**What the task requires**
Report how many lines in the listing below include the word "assurance". Write nothing besides the number.

**Given entries**
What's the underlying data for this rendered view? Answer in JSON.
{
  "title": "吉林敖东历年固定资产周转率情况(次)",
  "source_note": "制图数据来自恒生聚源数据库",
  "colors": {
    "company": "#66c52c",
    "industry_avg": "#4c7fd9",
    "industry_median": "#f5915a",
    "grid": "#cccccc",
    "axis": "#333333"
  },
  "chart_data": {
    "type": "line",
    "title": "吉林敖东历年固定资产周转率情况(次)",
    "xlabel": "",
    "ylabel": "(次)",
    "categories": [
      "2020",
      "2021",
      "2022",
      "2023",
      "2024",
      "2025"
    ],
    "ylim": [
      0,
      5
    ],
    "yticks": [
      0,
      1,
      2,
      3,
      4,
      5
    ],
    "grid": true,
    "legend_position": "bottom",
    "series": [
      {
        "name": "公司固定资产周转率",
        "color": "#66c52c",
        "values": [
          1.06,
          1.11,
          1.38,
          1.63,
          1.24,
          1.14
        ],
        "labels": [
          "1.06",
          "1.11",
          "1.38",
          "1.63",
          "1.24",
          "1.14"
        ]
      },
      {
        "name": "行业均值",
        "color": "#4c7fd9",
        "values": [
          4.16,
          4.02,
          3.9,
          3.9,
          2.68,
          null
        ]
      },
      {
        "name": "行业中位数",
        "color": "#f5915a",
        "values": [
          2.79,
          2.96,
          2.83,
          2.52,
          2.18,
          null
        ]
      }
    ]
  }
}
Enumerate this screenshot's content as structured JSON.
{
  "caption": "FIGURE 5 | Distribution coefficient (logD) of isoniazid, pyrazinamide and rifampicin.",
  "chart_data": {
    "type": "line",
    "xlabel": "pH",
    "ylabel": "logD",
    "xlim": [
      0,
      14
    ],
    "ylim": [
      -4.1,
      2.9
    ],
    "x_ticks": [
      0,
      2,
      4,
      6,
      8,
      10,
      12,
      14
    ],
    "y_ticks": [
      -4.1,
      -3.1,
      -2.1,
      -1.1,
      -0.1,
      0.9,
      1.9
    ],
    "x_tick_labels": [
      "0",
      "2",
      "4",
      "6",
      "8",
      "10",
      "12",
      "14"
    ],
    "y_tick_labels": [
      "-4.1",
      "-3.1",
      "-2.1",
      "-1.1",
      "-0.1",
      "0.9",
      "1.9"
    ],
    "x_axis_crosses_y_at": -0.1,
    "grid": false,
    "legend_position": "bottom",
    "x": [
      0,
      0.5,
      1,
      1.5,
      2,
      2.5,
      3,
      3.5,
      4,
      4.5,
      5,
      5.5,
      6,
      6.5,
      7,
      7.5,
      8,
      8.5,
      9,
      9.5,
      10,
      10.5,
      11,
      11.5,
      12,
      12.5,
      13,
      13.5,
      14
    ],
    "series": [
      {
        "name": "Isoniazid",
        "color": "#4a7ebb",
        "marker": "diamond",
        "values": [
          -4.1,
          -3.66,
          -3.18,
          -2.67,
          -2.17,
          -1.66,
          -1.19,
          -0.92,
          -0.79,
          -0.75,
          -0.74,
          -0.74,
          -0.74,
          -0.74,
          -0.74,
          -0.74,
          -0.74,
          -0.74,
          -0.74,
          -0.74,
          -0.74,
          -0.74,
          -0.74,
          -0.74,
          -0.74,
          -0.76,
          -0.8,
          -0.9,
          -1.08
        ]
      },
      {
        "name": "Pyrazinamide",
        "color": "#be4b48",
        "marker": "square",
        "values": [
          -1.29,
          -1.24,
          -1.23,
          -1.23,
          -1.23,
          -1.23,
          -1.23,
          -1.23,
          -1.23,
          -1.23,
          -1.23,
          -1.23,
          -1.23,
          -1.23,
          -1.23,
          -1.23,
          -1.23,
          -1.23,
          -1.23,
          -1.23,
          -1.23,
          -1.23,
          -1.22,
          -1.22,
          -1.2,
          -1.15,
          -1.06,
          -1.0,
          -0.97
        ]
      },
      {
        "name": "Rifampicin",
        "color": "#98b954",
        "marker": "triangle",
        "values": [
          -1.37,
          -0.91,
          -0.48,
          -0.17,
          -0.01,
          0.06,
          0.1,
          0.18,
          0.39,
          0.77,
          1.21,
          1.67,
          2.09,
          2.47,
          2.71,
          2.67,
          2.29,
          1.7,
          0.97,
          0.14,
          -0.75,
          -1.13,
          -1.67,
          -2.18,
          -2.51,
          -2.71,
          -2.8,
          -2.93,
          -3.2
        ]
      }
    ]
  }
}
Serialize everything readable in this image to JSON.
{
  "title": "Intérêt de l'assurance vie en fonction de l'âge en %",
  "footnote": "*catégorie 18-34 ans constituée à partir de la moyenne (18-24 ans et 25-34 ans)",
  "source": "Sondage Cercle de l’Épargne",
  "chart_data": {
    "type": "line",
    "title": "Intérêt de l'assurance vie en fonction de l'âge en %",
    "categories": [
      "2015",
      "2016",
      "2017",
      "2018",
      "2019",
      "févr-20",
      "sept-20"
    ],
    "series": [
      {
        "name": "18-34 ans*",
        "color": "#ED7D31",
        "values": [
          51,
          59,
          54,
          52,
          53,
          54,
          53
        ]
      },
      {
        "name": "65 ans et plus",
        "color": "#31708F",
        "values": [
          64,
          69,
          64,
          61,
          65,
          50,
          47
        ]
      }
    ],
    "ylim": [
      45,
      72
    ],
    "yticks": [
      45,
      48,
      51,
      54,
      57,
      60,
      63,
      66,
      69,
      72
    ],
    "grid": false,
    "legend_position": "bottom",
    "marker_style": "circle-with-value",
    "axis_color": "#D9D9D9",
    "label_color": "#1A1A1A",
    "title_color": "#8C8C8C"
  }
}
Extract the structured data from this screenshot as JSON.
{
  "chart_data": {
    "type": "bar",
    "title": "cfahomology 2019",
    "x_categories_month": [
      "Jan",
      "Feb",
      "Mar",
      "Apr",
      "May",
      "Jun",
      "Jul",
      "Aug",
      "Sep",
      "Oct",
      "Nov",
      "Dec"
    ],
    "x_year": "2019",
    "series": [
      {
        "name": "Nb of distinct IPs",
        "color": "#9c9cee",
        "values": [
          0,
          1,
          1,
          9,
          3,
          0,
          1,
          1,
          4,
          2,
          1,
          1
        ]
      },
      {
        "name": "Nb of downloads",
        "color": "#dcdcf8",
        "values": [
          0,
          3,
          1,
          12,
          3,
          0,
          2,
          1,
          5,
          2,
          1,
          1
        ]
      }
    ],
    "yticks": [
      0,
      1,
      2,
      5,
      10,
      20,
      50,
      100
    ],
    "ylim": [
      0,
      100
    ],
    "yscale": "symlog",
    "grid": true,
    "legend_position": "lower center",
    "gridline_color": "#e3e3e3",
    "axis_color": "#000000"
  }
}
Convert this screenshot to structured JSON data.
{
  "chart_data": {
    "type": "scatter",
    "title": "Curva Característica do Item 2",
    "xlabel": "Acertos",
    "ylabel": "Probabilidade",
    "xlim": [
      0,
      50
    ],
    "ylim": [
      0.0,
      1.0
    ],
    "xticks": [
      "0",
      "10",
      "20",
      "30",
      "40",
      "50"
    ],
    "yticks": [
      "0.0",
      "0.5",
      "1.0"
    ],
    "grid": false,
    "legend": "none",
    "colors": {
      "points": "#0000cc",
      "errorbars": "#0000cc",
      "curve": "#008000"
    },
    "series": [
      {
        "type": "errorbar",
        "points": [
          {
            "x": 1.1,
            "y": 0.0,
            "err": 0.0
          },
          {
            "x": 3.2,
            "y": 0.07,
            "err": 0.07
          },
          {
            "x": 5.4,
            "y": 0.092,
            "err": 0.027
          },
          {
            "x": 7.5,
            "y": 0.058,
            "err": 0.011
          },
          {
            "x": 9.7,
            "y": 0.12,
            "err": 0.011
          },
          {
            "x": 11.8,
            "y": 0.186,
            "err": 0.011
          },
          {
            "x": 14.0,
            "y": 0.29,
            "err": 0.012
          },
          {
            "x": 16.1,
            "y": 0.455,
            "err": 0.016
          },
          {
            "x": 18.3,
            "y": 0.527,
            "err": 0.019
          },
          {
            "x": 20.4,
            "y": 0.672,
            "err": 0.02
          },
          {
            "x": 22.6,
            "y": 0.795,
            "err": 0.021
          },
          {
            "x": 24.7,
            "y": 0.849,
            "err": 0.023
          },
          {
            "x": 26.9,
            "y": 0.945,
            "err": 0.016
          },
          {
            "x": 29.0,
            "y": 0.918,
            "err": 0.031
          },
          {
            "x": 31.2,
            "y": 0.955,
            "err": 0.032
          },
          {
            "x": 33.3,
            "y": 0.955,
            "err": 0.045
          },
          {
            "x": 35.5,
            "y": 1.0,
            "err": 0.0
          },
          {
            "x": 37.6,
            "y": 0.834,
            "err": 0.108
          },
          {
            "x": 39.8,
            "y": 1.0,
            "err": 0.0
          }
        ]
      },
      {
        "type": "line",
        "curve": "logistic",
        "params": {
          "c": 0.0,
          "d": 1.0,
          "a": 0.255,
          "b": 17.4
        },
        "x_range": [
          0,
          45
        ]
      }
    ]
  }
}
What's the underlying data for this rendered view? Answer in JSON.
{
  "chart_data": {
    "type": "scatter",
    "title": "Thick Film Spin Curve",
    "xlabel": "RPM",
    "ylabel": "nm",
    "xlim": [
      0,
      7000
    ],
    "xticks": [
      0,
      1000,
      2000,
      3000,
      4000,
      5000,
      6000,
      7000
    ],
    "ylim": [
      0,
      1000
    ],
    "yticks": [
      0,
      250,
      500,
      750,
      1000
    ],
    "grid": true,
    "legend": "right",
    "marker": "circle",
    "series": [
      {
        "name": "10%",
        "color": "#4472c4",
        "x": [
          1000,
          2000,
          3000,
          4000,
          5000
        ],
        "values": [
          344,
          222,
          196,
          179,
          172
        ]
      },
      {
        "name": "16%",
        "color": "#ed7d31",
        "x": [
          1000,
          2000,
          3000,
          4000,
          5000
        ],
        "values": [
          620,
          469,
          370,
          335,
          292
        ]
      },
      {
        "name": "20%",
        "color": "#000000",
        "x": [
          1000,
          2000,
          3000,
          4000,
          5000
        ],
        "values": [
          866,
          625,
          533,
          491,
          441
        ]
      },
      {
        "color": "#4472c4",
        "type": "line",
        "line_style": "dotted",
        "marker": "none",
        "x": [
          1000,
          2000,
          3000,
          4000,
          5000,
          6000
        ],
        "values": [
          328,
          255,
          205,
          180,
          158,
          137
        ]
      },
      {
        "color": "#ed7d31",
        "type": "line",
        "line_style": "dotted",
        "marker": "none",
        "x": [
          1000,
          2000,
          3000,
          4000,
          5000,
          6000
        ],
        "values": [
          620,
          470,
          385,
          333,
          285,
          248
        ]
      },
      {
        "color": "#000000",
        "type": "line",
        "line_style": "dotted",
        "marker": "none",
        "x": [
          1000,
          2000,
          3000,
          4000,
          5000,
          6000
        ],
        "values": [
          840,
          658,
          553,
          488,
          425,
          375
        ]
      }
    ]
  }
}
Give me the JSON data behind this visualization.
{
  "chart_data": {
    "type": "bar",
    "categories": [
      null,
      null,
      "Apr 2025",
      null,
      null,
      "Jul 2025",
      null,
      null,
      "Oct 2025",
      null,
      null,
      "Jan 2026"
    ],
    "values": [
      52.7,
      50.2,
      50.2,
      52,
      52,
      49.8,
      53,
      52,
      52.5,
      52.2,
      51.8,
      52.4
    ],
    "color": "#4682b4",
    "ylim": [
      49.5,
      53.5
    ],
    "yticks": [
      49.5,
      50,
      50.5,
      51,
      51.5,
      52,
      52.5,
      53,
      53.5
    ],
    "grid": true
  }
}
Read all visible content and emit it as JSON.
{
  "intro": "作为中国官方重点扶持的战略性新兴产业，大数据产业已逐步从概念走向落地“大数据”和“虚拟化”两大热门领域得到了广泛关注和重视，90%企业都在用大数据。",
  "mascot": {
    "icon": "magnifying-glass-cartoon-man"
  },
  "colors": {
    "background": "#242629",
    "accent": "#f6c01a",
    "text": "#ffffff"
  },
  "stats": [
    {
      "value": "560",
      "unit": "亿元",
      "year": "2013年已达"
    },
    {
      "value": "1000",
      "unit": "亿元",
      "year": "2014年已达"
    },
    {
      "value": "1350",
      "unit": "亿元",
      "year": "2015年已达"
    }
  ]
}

**Solution to the exercise**
2